* start *

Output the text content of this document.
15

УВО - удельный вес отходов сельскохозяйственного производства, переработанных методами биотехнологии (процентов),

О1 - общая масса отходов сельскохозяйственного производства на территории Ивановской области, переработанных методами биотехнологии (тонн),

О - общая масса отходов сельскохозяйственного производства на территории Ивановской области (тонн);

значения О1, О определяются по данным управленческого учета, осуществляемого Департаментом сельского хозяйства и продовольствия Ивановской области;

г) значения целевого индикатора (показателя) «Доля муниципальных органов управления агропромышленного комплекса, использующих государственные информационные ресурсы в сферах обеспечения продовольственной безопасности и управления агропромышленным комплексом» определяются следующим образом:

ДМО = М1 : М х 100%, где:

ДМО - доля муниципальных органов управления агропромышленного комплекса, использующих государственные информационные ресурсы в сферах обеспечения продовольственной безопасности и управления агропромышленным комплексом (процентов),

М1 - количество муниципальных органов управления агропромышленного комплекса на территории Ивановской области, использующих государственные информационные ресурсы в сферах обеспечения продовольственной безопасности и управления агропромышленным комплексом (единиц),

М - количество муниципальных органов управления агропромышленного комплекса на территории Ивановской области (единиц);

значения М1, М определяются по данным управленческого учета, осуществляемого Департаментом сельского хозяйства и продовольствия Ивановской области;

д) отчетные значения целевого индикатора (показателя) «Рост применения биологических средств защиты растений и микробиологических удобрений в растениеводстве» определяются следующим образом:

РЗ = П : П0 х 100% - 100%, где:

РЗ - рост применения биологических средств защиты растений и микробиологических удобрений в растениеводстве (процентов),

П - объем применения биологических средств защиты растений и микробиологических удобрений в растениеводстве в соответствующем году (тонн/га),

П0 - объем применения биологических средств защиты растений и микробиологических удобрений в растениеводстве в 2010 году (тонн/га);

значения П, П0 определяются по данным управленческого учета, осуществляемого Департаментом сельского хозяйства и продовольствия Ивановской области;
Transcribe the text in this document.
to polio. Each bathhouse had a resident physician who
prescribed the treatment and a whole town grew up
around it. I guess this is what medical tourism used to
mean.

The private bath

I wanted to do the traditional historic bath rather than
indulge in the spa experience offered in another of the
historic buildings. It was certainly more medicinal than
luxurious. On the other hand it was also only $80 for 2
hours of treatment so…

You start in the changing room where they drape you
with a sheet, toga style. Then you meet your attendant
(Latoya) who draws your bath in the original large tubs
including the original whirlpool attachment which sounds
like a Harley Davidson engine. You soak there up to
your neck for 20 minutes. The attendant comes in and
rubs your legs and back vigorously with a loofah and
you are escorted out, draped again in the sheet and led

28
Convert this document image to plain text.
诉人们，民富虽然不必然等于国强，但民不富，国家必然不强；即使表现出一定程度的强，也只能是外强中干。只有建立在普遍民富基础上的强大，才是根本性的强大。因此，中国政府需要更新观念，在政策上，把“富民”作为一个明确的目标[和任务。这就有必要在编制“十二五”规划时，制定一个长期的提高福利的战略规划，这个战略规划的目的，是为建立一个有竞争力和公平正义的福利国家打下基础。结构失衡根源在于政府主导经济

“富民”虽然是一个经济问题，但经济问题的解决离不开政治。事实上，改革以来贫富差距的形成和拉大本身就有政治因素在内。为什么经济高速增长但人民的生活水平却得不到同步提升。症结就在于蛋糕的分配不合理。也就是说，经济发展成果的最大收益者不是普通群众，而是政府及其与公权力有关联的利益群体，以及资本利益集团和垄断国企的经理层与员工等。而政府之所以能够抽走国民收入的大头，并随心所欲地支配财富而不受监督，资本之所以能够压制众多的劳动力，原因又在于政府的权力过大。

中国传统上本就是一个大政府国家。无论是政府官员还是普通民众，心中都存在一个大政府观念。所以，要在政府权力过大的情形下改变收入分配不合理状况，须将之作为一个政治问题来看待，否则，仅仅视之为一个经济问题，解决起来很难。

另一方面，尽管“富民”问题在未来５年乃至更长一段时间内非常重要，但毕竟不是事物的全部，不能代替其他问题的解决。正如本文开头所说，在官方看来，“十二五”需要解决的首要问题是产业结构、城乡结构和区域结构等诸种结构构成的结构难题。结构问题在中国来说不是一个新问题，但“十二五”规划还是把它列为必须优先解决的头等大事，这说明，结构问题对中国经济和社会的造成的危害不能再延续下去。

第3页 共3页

* end *
* start *

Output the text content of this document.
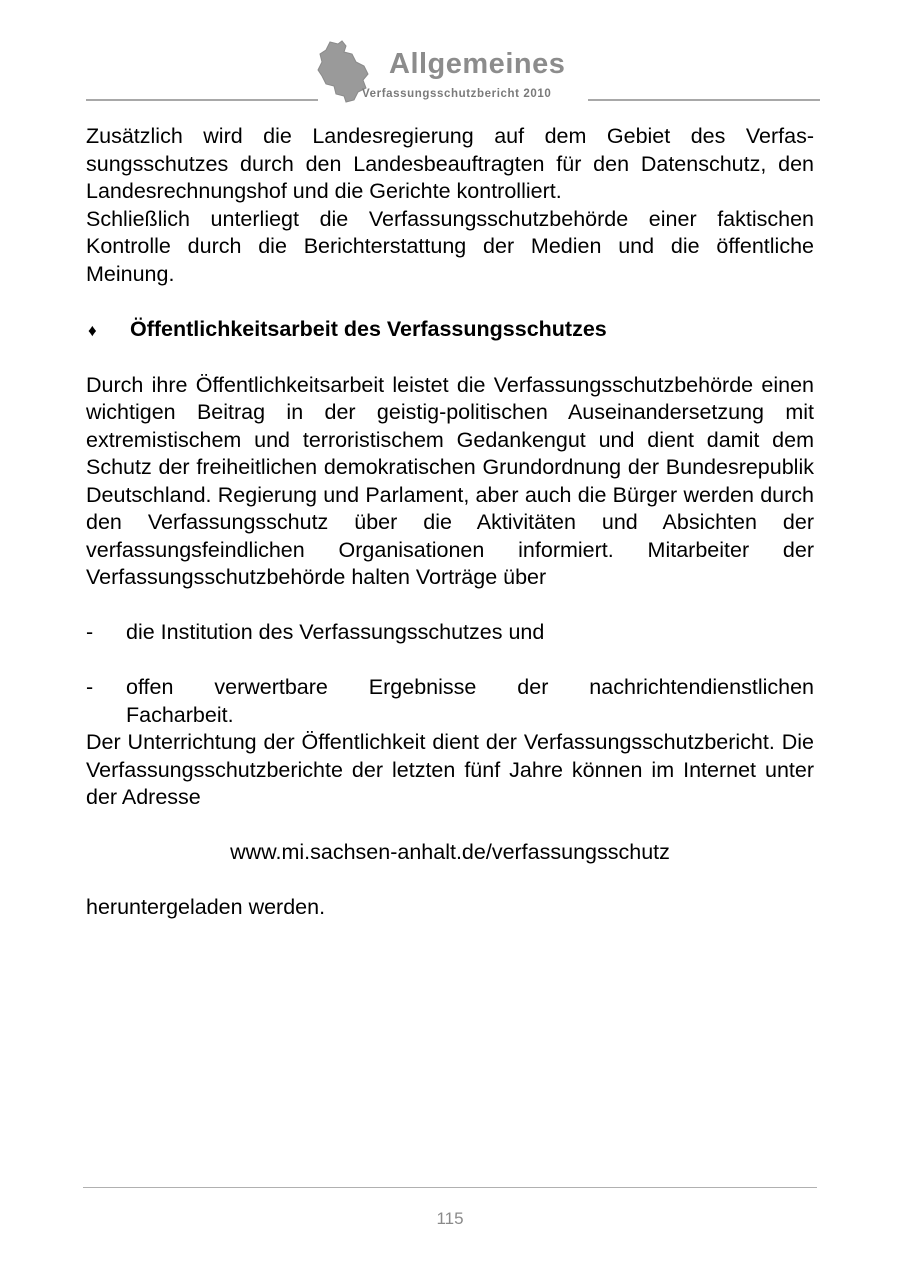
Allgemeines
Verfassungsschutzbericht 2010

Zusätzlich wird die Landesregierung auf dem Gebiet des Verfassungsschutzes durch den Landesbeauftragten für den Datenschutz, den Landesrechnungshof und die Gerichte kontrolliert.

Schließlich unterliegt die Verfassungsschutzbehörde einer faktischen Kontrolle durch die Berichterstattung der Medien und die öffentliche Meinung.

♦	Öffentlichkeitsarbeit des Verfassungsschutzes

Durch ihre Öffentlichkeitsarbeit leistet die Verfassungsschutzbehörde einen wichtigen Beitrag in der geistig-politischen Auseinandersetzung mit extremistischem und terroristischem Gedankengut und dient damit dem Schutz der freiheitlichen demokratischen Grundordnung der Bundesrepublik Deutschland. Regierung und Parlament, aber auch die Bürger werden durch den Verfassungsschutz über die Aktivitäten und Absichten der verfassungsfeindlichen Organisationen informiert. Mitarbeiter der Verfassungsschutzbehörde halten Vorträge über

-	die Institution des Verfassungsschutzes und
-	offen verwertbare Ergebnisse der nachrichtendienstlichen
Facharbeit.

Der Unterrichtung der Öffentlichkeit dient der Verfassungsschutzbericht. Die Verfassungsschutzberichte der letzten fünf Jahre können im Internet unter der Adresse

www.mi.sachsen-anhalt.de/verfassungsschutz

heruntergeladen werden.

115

* end *
* start *

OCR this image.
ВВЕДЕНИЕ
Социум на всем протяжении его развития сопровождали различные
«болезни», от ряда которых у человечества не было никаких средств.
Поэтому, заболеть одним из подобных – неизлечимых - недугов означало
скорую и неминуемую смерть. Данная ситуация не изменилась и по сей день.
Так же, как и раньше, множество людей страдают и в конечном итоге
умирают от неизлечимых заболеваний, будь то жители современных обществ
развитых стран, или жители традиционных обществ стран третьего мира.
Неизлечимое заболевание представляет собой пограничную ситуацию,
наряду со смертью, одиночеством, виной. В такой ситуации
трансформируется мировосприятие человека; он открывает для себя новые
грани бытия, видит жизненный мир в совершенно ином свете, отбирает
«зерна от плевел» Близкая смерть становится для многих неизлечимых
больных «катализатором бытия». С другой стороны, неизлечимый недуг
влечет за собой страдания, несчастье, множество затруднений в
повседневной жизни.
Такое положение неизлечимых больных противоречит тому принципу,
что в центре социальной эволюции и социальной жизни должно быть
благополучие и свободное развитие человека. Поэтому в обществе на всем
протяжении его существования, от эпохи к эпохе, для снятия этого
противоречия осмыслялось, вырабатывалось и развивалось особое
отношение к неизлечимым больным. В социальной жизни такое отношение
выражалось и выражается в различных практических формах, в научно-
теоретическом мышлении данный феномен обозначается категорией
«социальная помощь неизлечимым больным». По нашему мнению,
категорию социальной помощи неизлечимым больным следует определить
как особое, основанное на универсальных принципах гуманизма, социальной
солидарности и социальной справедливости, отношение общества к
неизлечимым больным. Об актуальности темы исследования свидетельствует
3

* end *

> **Directions**:
Filter the entries and copy out every line with the word "жители".

> **Solution for this task**:
умирают от неизлечимых заболеваний, будь то жители современных обществ
развитых стран, или жители традиционных обществ стран третьего мира.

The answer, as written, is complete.